[Work to be completed]
Reproduce the listing below word for word, with no pictures.

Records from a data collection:
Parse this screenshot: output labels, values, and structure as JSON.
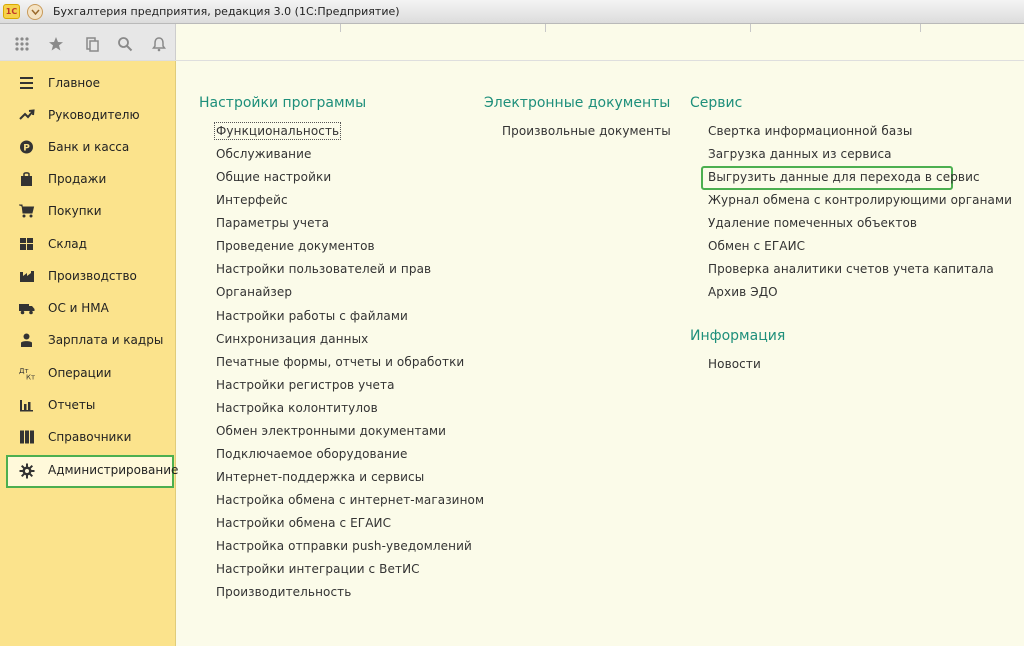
{
  "window": {
    "title": "Бухгалтерия предприятия, редакция 3.0  (1С:Предприятие)",
    "logo_text": "1С"
  },
  "toolbar": {
    "icons": [
      "apps-grid-icon",
      "star-icon",
      "history-icon",
      "search-icon",
      "bell-icon"
    ]
  },
  "sidebar": {
    "items": [
      {
        "label": "Главное",
        "icon": "menu-lines-icon"
      },
      {
        "label": "Руководителю",
        "icon": "trend-icon"
      },
      {
        "label": "Банк и касса",
        "icon": "coin-icon"
      },
      {
        "label": "Продажи",
        "icon": "bag-icon"
      },
      {
        "label": "Покупки",
        "icon": "cart-icon"
      },
      {
        "label": "Склад",
        "icon": "warehouse-icon"
      },
      {
        "label": "Производство",
        "icon": "factory-icon"
      },
      {
        "label": "ОС и НМА",
        "icon": "truck-icon"
      },
      {
        "label": "Зарплата и кадры",
        "icon": "person-icon"
      },
      {
        "label": "Операции",
        "icon": "dt-kt-icon"
      },
      {
        "label": "Отчеты",
        "icon": "bar-chart-icon"
      },
      {
        "label": "Справочники",
        "icon": "books-icon"
      },
      {
        "label": "Администрирование",
        "icon": "gear-icon",
        "active": true
      }
    ]
  },
  "dt_kt_text": {
    "dt": "Дт",
    "kt": "Кт"
  },
  "sections": {
    "settings": {
      "title": "Настройки программы",
      "links": [
        "Функциональность",
        "Обслуживание",
        "Общие настройки",
        "Интерфейс",
        "Параметры учета",
        "Проведение документов",
        "Настройки пользователей и прав",
        "Органайзер",
        "Настройки работы с файлами",
        "Синхронизация данных",
        "Печатные формы, отчеты и обработки",
        "Настройки регистров учета",
        "Настройка колонтитулов",
        "Обмен электронными документами",
        "Подключаемое оборудование",
        "Интернет-поддержка и сервисы",
        "Настройка обмена с интернет-магазином",
        "Настройки обмена с ЕГАИС",
        "Настройка отправки push-уведомлений",
        "Настройки интеграции с ВетИС",
        "Производительность"
      ]
    },
    "edocs": {
      "title": "Электронные документы",
      "links": [
        "Произвольные документы"
      ]
    },
    "service": {
      "title": "Сервис",
      "links": [
        "Свертка информационной базы",
        "Загрузка данных из сервиса",
        "Выгрузить данные для перехода в сервис",
        "Журнал обмена с контролирующими органами",
        "Удаление помеченных объектов",
        "Обмен с ЕГАИС",
        "Проверка аналитики счетов учета капитала",
        "Архив ЭДО"
      ]
    },
    "info": {
      "title": "Информация",
      "links": [
        "Новости"
      ]
    }
  },
  "colors": {
    "section_title": "#1e8f7b",
    "sidebar_bg": "#fbe38c",
    "content_bg": "#fbfbe9",
    "highlight": "#4caf50"
  }
}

[Problem solution]
Parse this screenshot: output labels, values, and structure as JSON.
{
  "window": {
    "title": "Бухгалтерия предприятия, редакция 3.0  (1С:Предприятие)",
    "logo_text": "1С"
  },
  "toolbar": {
    "icons": [
      "apps-grid-icon",
      "star-icon",
      "history-icon",
      "search-icon",
      "bell-icon"
    ]
  },
  "sidebar": {
    "items": [
      {
        "label": "Главное",
        "icon": "menu-lines-icon"
      },
      {
        "label": "Руководителю",
        "icon": "trend-icon"
      },
      {
        "label": "Банк и касса",
        "icon": "coin-icon"
      },
      {
        "label": "Продажи",
        "icon": "bag-icon"
      },
      {
        "label": "Покупки",
        "icon": "cart-icon"
      },
      {
        "label": "Склад",
        "icon": "warehouse-icon"
      },
      {
        "label": "Производство",
        "icon": "factory-icon"
      },
      {
        "label": "ОС и НМА",
        "icon": "truck-icon"
      },
      {
        "label": "Зарплата и кадры",
        "icon": "person-icon"
      },
      {
        "label": "Операции",
        "icon": "dt-kt-icon"
      },
      {
        "label": "Отчеты",
        "icon": "bar-chart-icon"
      },
      {
        "label": "Справочники",
        "icon": "books-icon"
      },
      {
        "label": "Администрирование",
        "icon": "gear-icon",
        "active": true
      }
    ]
  },
  "dt_kt_text": {
    "dt": "Дт",
    "kt": "Кт"
  },
  "sections": {
    "settings": {
      "title": "Настройки программы",
      "links": [
        "Функциональность",
        "Обслуживание",
        "Общие настройки",
        "Интерфейс",
        "Параметры учета",
        "Проведение документов",
        "Настройки пользователей и прав",
        "Органайзер",
        "Настройки работы с файлами",
        "Синхронизация данных",
        "Печатные формы, отчеты и обработки",
        "Настройки регистров учета",
        "Настройка колонтитулов",
        "Обмен электронными документами",
        "Подключаемое оборудование",
        "Интернет-поддержка и сервисы",
        "Настройка обмена с интернет-магазином",
        "Настройки обмена с ЕГАИС",
        "Настройка отправки push-уведомлений",
        "Настройки интеграции с ВетИС",
        "Производительность"
      ]
    },
    "edocs": {
      "title": "Электронные документы",
      "links": [
        "Произвольные документы"
      ]
    },
    "service": {
      "title": "Сервис",
      "links": [
        "Свертка информационной базы",
        "Загрузка данных из сервиса",
        "Выгрузить данные для перехода в сервис",
        "Журнал обмена с контролирующими органами",
        "Удаление помеченных объектов",
        "Обмен с ЕГАИС",
        "Проверка аналитики счетов учета капитала",
        "Архив ЭДО"
      ]
    },
    "info": {
      "title": "Информация",
      "links": [
        "Новости"
      ]
    }
  },
  "colors": {
    "section_title": "#1e8f7b",
    "sidebar_bg": "#fbe38c",
    "content_bg": "#fbfbe9",
    "highlight": "#4caf50"
  }
}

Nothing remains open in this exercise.